▶ Aim of the task: Quote all entries exactly, leaving pictures aside.

(Entries with figure data)
------------------------------
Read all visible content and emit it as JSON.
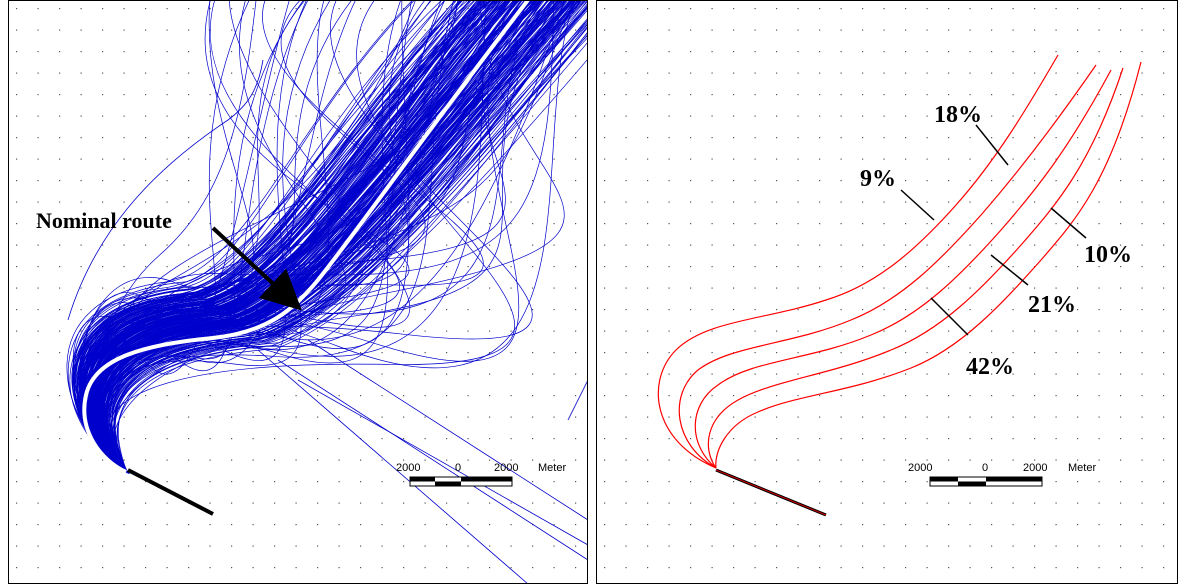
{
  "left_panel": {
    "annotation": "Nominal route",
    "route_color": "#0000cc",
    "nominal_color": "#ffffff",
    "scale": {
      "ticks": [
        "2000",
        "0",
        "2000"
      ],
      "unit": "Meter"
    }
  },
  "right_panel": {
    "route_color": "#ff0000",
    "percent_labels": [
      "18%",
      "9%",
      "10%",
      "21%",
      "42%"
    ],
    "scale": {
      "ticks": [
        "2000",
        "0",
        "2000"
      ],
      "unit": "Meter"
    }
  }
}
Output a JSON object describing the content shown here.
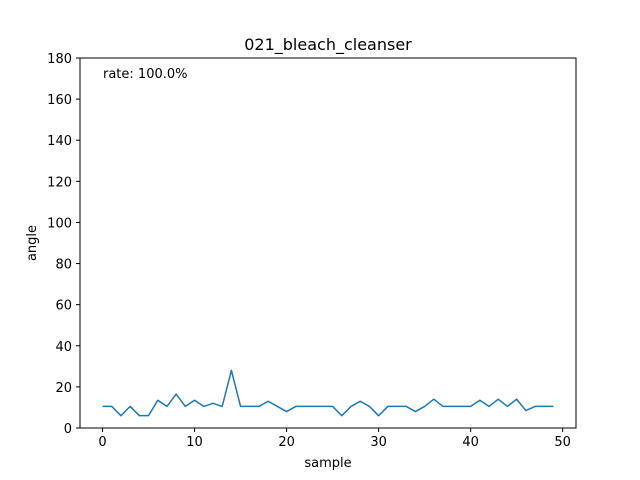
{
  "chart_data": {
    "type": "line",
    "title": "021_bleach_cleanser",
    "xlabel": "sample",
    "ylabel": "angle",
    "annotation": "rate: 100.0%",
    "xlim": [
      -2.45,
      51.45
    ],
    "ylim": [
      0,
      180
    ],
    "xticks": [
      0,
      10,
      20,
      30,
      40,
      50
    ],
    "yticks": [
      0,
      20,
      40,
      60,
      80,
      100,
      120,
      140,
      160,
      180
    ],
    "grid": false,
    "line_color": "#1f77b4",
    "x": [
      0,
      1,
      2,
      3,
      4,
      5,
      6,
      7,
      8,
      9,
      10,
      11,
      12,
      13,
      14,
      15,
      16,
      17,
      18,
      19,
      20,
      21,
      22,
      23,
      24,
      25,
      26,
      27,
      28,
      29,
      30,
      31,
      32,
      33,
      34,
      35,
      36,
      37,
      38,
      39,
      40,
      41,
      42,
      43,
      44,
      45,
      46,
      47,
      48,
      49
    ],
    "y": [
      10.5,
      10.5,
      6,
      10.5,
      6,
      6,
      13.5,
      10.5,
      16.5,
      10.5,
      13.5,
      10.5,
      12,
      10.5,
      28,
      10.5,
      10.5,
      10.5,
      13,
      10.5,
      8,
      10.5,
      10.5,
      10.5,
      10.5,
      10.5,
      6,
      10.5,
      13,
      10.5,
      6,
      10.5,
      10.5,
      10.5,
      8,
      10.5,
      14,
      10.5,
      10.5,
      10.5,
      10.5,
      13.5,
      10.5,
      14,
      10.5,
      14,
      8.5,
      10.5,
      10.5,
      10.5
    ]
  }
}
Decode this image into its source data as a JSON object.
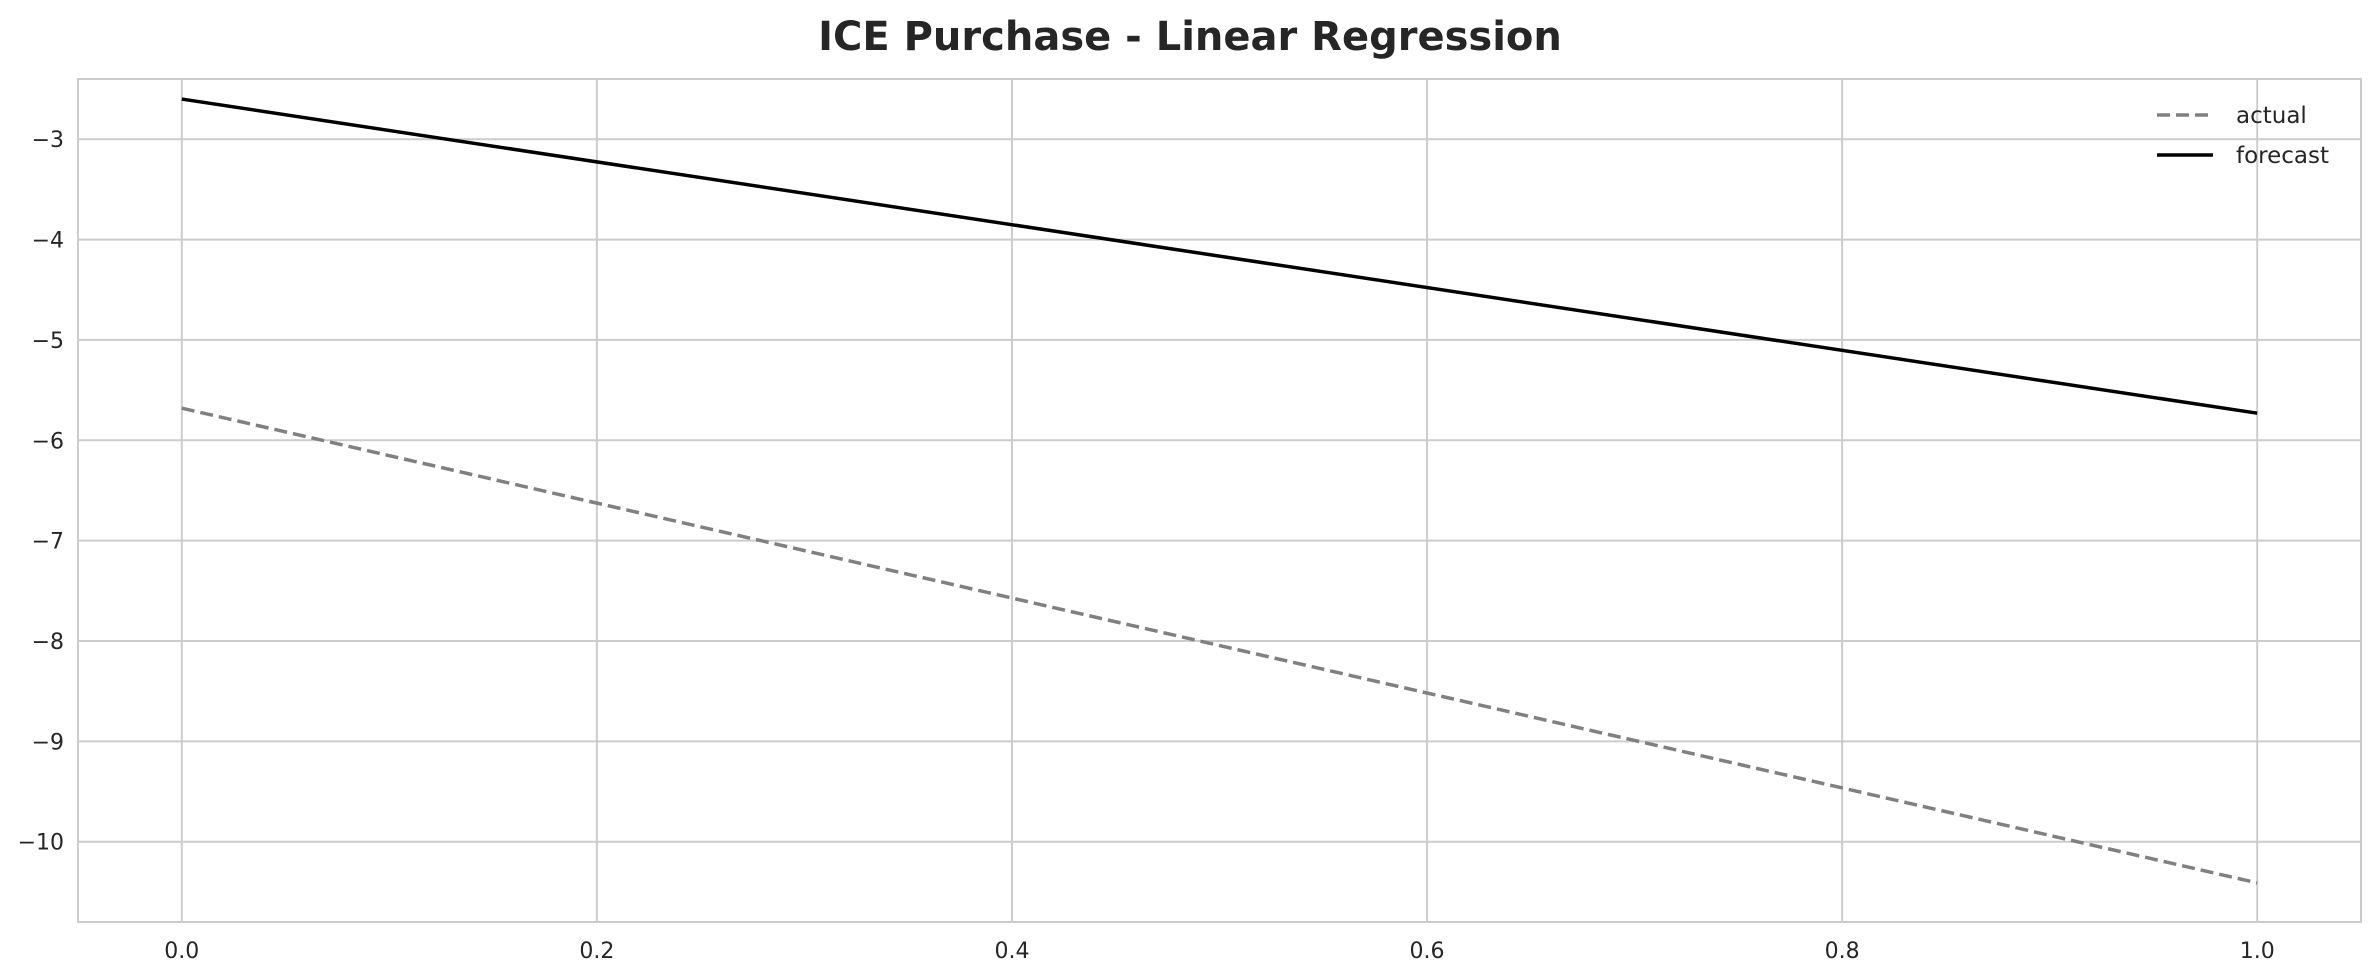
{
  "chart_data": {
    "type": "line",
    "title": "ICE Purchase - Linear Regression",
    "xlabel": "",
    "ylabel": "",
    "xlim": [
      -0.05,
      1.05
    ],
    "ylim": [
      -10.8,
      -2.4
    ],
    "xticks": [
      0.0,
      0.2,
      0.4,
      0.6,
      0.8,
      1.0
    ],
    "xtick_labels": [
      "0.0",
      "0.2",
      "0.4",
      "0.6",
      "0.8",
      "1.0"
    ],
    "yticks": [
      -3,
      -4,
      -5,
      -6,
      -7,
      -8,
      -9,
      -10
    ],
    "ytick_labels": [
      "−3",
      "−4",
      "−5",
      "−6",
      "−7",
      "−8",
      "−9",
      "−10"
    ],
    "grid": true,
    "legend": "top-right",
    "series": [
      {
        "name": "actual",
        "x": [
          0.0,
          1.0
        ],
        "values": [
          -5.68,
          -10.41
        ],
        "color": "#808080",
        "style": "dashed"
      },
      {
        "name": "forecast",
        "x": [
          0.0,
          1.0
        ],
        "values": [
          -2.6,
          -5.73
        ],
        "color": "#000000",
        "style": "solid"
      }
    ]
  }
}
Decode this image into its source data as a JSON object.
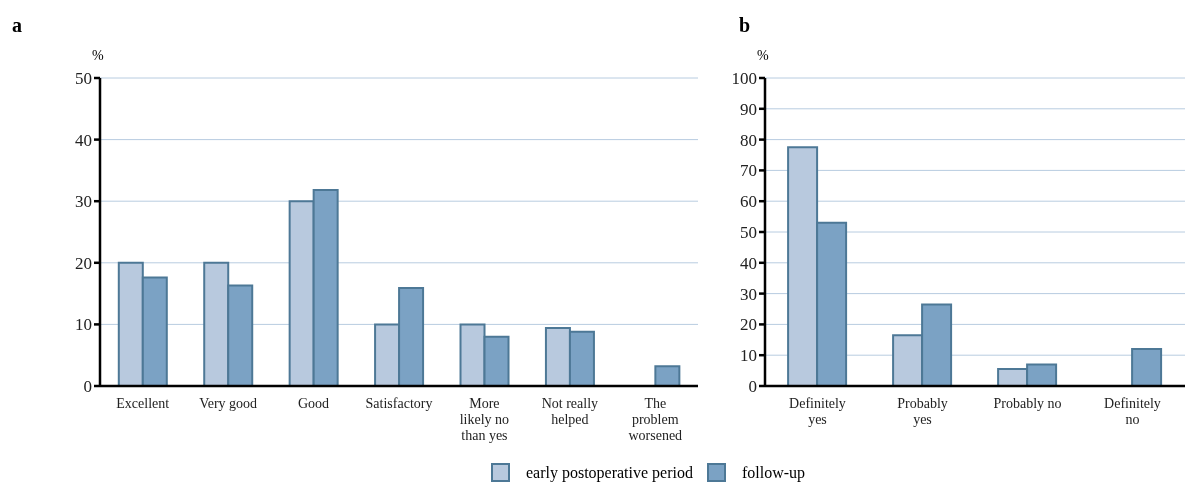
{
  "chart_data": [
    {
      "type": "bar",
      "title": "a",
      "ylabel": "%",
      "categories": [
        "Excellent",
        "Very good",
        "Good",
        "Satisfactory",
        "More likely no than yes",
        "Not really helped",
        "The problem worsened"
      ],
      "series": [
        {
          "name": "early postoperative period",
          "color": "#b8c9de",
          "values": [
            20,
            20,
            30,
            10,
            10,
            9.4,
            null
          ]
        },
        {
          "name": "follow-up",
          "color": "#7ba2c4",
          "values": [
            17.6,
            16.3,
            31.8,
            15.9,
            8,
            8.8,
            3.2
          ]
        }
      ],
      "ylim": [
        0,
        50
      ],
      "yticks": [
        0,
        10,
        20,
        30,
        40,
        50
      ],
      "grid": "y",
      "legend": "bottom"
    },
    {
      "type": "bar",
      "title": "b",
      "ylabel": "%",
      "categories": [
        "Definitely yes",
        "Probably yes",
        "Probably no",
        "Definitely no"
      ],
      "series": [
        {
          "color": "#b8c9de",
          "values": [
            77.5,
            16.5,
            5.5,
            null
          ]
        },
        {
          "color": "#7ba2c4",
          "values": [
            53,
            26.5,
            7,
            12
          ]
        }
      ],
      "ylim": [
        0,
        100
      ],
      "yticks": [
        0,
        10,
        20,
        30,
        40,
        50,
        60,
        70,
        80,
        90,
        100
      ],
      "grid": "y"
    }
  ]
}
------------------------------
▶ Response below:
Read all visible content and emit it as JSON.
{
  "left_panel": {
    "annotation": "Nominal route",
    "route_color": "#0000cc",
    "nominal_color": "#ffffff",
    "scale": {
      "ticks": [
        "2000",
        "0",
        "2000"
      ],
      "unit": "Meter"
    }
  },
  "right_panel": {
    "route_color": "#ff0000",
    "percent_labels": [
      "18%",
      "9%",
      "10%",
      "21%",
      "42%"
    ],
    "scale": {
      "ticks": [
        "2000",
        "0",
        "2000"
      ],
      "unit": "Meter"
    }
  }
}
Output a JSON object describing the content shown here.
{
  "chart_data": {
    "type": "line",
    "title": "021_bleach_cleanser",
    "xlabel": "sample",
    "ylabel": "angle",
    "annotation": "rate: 100.0%",
    "xlim": [
      -2.45,
      51.45
    ],
    "ylim": [
      0,
      180
    ],
    "xticks": [
      0,
      10,
      20,
      30,
      40,
      50
    ],
    "yticks": [
      0,
      20,
      40,
      60,
      80,
      100,
      120,
      140,
      160,
      180
    ],
    "grid": false,
    "line_color": "#1f77b4",
    "x": [
      0,
      1,
      2,
      3,
      4,
      5,
      6,
      7,
      8,
      9,
      10,
      11,
      12,
      13,
      14,
      15,
      16,
      17,
      18,
      19,
      20,
      21,
      22,
      23,
      24,
      25,
      26,
      27,
      28,
      29,
      30,
      31,
      32,
      33,
      34,
      35,
      36,
      37,
      38,
      39,
      40,
      41,
      42,
      43,
      44,
      45,
      46,
      47,
      48,
      49
    ],
    "y": [
      10.5,
      10.5,
      6,
      10.5,
      6,
      6,
      13.5,
      10.5,
      16.5,
      10.5,
      13.5,
      10.5,
      12,
      10.5,
      28,
      10.5,
      10.5,
      10.5,
      13,
      10.5,
      8,
      10.5,
      10.5,
      10.5,
      10.5,
      10.5,
      6,
      10.5,
      13,
      10.5,
      6,
      10.5,
      10.5,
      10.5,
      8,
      10.5,
      14,
      10.5,
      10.5,
      10.5,
      10.5,
      13.5,
      10.5,
      14,
      10.5,
      14,
      8.5,
      10.5,
      10.5,
      10.5
    ]
  }
}
Decode this image into its source data as a JSON object.
{
  "chart_data": {
    "type": "line",
    "title": "ICE Purchase - Linear Regression",
    "xlabel": "",
    "ylabel": "",
    "xlim": [
      -0.05,
      1.05
    ],
    "ylim": [
      -10.8,
      -2.4
    ],
    "xticks": [
      0.0,
      0.2,
      0.4,
      0.6,
      0.8,
      1.0
    ],
    "xtick_labels": [
      "0.0",
      "0.2",
      "0.4",
      "0.6",
      "0.8",
      "1.0"
    ],
    "yticks": [
      -3,
      -4,
      -5,
      -6,
      -7,
      -8,
      -9,
      -10
    ],
    "ytick_labels": [
      "−3",
      "−4",
      "−5",
      "−6",
      "−7",
      "−8",
      "−9",
      "−10"
    ],
    "grid": true,
    "legend": "top-right",
    "series": [
      {
        "name": "actual",
        "x": [
          0.0,
          1.0
        ],
        "values": [
          -5.68,
          -10.41
        ],
        "color": "#808080",
        "style": "dashed"
      },
      {
        "name": "forecast",
        "x": [
          0.0,
          1.0
        ],
        "values": [
          -2.6,
          -5.73
        ],
        "color": "#000000",
        "style": "solid"
      }
    ]
  }
}
Decode this image into its source data as a JSON object.
{
  "chart_data": [
    {
      "type": "bar",
      "title": "a",
      "ylabel": "%",
      "categories": [
        "Excellent",
        "Very good",
        "Good",
        "Satisfactory",
        "More likely no than yes",
        "Not really helped",
        "The problem worsened"
      ],
      "series": [
        {
          "name": "early postoperative period",
          "color": "#b8c9de",
          "values": [
            20,
            20,
            30,
            10,
            10,
            9.4,
            null
          ]
        },
        {
          "name": "follow-up",
          "color": "#7ba2c4",
          "values": [
            17.6,
            16.3,
            31.8,
            15.9,
            8,
            8.8,
            3.2
          ]
        }
      ],
      "ylim": [
        0,
        50
      ],
      "yticks": [
        0,
        10,
        20,
        30,
        40,
        50
      ],
      "grid": "y",
      "legend": "bottom"
    },
    {
      "type": "bar",
      "title": "b",
      "ylabel": "%",
      "categories": [
        "Definitely yes",
        "Probably yes",
        "Probably no",
        "Definitely no"
      ],
      "series": [
        {
          "color": "#b8c9de",
          "values": [
            77.5,
            16.5,
            5.5,
            null
          ]
        },
        {
          "color": "#7ba2c4",
          "values": [
            53,
            26.5,
            7,
            12
          ]
        }
      ],
      "ylim": [
        0,
        100
      ],
      "yticks": [
        0,
        10,
        20,
        30,
        40,
        50,
        60,
        70,
        80,
        90,
        100
      ],
      "grid": "y"
    }
  ]
}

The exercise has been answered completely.